▶ **Instructions for the task**
Reproduce every one of the following lines without changing anything.

▶ **Entries**
***

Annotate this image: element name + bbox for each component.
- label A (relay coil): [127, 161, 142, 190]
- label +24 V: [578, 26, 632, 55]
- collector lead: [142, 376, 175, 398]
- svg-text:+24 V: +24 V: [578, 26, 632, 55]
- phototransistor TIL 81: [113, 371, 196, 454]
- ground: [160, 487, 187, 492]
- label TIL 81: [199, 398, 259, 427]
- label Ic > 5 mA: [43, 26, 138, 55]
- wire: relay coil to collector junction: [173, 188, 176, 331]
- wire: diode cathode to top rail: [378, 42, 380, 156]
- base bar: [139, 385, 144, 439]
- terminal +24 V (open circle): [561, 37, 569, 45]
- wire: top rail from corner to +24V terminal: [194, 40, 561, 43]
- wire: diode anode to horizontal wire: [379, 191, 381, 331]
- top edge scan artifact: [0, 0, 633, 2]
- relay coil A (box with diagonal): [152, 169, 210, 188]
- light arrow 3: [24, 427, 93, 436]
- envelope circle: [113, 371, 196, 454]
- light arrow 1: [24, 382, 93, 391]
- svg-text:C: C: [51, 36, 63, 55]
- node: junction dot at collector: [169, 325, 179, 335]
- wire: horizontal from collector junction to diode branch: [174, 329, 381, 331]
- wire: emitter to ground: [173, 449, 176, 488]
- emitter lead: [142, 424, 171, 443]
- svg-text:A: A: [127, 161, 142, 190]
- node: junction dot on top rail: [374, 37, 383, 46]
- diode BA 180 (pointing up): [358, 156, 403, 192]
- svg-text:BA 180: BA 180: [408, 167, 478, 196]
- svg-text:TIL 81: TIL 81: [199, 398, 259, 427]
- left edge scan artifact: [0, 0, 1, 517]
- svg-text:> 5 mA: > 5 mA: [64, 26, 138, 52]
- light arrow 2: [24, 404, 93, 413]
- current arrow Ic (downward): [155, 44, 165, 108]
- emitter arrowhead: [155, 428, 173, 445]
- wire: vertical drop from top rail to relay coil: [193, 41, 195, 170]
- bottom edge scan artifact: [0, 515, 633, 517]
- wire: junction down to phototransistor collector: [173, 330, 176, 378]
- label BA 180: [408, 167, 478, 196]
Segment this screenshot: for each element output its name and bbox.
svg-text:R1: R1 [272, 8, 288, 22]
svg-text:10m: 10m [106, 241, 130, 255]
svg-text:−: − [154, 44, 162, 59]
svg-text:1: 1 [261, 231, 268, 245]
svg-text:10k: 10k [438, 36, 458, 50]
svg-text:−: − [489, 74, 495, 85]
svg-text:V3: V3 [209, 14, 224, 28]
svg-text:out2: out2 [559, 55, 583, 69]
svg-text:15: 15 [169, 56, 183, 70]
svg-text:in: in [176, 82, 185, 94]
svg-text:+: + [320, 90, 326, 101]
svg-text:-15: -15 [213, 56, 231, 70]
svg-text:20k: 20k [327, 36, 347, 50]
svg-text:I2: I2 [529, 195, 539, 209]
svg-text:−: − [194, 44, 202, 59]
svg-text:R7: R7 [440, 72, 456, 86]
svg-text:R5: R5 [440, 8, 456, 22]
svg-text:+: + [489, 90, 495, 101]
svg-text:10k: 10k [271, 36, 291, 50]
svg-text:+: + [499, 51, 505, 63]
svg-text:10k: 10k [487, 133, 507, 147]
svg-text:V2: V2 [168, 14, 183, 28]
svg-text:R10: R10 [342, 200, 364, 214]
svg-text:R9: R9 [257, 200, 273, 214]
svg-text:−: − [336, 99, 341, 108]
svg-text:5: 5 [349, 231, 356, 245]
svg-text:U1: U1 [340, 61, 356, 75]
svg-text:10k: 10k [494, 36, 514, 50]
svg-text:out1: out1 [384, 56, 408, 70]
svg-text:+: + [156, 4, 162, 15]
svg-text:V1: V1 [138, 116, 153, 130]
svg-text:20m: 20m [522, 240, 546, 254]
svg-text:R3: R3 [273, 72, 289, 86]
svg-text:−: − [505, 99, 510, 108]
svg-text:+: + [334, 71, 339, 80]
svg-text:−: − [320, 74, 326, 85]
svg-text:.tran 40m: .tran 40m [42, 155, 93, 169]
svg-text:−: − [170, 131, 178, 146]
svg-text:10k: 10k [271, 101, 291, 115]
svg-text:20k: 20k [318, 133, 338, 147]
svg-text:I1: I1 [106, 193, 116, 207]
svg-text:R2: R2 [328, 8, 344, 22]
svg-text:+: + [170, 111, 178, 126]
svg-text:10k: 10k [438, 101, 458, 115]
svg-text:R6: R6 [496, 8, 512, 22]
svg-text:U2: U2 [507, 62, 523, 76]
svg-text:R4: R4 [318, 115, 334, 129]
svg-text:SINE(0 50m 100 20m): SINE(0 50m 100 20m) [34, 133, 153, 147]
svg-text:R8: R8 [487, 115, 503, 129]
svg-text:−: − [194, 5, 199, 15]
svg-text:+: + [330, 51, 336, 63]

***

▶ **Task response**
Annotate this image: element name + bbox for each component.
- label A (relay coil): [127, 161, 142, 190]
- label +24 V: [578, 26, 632, 55]
- collector lead: [142, 376, 175, 398]
- svg-text:+24 V: +24 V: [578, 26, 632, 55]
- phototransistor TIL 81: [113, 371, 196, 454]
- ground: [160, 487, 187, 492]
- label TIL 81: [199, 398, 259, 427]
- label Ic > 5 mA: [43, 26, 138, 55]
- wire: relay coil to collector junction: [173, 188, 176, 331]
- wire: diode cathode to top rail: [378, 42, 380, 156]
- base bar: [139, 385, 144, 439]
- terminal +24 V (open circle): [561, 37, 569, 45]
- wire: top rail from corner to +24V terminal: [194, 40, 561, 43]
- wire: diode anode to horizontal wire: [379, 191, 381, 331]
- top edge scan artifact: [0, 0, 633, 2]
- relay coil A (box with diagonal): [152, 169, 210, 188]
- light arrow 3: [24, 427, 93, 436]
- envelope circle: [113, 371, 196, 454]
- light arrow 1: [24, 382, 93, 391]
- svg-text:C: C: [51, 36, 63, 55]
- node: junction dot at collector: [169, 325, 179, 335]
- wire: horizontal from collector junction to diode branch: [174, 329, 381, 331]
- wire: emitter to ground: [173, 449, 176, 488]
- emitter lead: [142, 424, 171, 443]
- svg-text:A: A: [127, 161, 142, 190]
- node: junction dot on top rail: [374, 37, 383, 46]
- diode BA 180 (pointing up): [358, 156, 403, 192]
- svg-text:BA 180: BA 180: [408, 167, 478, 196]
- svg-text:TIL 81: TIL 81: [199, 398, 259, 427]
- left edge scan artifact: [0, 0, 1, 517]
- svg-text:> 5 mA: > 5 mA: [64, 26, 138, 52]
- light arrow 2: [24, 404, 93, 413]
- current arrow Ic (downward): [155, 44, 165, 108]
- emitter arrowhead: [155, 428, 173, 445]
- wire: vertical drop from top rail to relay coil: [193, 41, 195, 170]
- bottom edge scan artifact: [0, 515, 633, 517]
- wire: junction down to phototransistor collector: [173, 330, 176, 378]
- label BA 180: [408, 167, 478, 196]
Segment this screenshot: for each element output its name and bbox.
svg-text:R1: R1 [272, 8, 288, 22]
svg-text:10m: 10m [106, 241, 130, 255]
svg-text:−: − [154, 44, 162, 59]
svg-text:1: 1 [261, 231, 268, 245]
svg-text:10k: 10k [438, 36, 458, 50]
svg-text:−: − [489, 74, 495, 85]
svg-text:V3: V3 [209, 14, 224, 28]
svg-text:out2: out2 [559, 55, 583, 69]
svg-text:15: 15 [169, 56, 183, 70]
svg-text:in: in [176, 82, 185, 94]
svg-text:+: + [320, 90, 326, 101]
svg-text:-15: -15 [213, 56, 231, 70]
svg-text:20k: 20k [327, 36, 347, 50]
svg-text:I2: I2 [529, 195, 539, 209]
svg-text:−: − [194, 44, 202, 59]
svg-text:R7: R7 [440, 72, 456, 86]
svg-text:R5: R5 [440, 8, 456, 22]
svg-text:+: + [489, 90, 495, 101]
svg-text:10k: 10k [271, 36, 291, 50]
svg-text:+: + [499, 51, 505, 63]
svg-text:10k: 10k [487, 133, 507, 147]
svg-text:V2: V2 [168, 14, 183, 28]
svg-text:R10: R10 [342, 200, 364, 214]
svg-text:R9: R9 [257, 200, 273, 214]
svg-text:−: − [336, 99, 341, 108]
svg-text:5: 5 [349, 231, 356, 245]
svg-text:U1: U1 [340, 61, 356, 75]
svg-text:10k: 10k [494, 36, 514, 50]
svg-text:out1: out1 [384, 56, 408, 70]
svg-text:+: + [156, 4, 162, 15]
svg-text:V1: V1 [138, 116, 153, 130]
svg-text:20m: 20m [522, 240, 546, 254]
svg-text:R3: R3 [273, 72, 289, 86]
svg-text:−: − [505, 99, 510, 108]
svg-text:+: + [334, 71, 339, 80]
svg-text:−: − [320, 74, 326, 85]
svg-text:.tran 40m: .tran 40m [42, 155, 93, 169]
svg-text:−: − [170, 131, 178, 146]
svg-text:10k: 10k [271, 101, 291, 115]
svg-text:20k: 20k [318, 133, 338, 147]
svg-text:I1: I1 [106, 193, 116, 207]
svg-text:R2: R2 [328, 8, 344, 22]
svg-text:+: + [170, 111, 178, 126]
svg-text:10k: 10k [438, 101, 458, 115]
svg-text:R6: R6 [496, 8, 512, 22]
svg-text:U2: U2 [507, 62, 523, 76]
svg-text:R4: R4 [318, 115, 334, 129]
svg-text:SINE(0 50m 100 20m): SINE(0 50m 100 20m) [34, 133, 153, 147]
svg-text:R8: R8 [487, 115, 503, 129]
svg-text:−: − [194, 5, 199, 15]
svg-text:+: + [330, 51, 336, 63]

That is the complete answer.